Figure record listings
--------
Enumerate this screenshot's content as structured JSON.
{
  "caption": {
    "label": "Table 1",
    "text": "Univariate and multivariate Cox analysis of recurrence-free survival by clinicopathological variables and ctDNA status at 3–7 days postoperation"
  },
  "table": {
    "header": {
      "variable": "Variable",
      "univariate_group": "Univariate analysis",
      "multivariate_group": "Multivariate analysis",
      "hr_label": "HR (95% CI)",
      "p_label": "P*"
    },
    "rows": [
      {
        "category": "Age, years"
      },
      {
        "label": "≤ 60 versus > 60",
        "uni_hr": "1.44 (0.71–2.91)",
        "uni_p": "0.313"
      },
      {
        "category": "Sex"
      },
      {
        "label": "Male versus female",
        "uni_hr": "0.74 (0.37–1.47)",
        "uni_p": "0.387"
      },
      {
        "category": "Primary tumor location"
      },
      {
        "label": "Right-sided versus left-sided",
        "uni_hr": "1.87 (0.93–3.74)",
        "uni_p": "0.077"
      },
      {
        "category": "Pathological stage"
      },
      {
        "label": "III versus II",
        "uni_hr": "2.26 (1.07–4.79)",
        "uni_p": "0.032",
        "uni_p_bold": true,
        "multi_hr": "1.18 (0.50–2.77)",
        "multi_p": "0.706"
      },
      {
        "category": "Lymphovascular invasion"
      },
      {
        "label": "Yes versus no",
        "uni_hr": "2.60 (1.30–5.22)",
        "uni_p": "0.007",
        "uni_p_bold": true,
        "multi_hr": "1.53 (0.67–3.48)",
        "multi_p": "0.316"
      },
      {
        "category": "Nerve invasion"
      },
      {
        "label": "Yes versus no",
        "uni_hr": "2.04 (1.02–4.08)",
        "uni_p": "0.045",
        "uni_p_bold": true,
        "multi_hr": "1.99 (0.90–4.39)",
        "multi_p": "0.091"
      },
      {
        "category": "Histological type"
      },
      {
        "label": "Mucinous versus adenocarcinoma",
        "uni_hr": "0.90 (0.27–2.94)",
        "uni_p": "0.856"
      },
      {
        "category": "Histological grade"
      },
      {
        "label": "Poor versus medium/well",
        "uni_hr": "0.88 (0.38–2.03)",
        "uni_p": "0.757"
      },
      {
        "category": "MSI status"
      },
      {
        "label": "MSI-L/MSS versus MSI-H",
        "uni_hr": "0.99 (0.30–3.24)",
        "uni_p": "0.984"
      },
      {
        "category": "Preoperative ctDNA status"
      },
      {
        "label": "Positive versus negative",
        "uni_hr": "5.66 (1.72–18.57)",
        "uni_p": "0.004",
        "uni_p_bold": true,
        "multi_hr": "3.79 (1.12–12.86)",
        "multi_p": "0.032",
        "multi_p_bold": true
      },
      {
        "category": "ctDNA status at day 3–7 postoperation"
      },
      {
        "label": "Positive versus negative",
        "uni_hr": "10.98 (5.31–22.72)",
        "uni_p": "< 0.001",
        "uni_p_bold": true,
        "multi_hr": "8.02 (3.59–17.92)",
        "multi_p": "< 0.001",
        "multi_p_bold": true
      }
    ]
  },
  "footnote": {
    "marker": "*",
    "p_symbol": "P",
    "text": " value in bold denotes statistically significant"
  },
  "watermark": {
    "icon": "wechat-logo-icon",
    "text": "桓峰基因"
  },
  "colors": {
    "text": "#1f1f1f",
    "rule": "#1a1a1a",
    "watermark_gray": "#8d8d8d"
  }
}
--------
Exercise prompt: Whenever a line of the entries contains the string "versus", copy that line.

Response box:
        "label": "≤ 60 versus > 60",
        "label": "Male versus female",
        "label": "Right-sided versus left-sided",
        "label": "III versus II",
        "label": "Yes versus no",
        "label": "Yes versus no",
        "label": "Mucinous versus adenocarcinoma",
        "label": "Poor versus medium/well",
        "label": "MSI-L/MSS versus MSI-H",
        "label": "Positive versus negative",
        "label": "Positive versus negative",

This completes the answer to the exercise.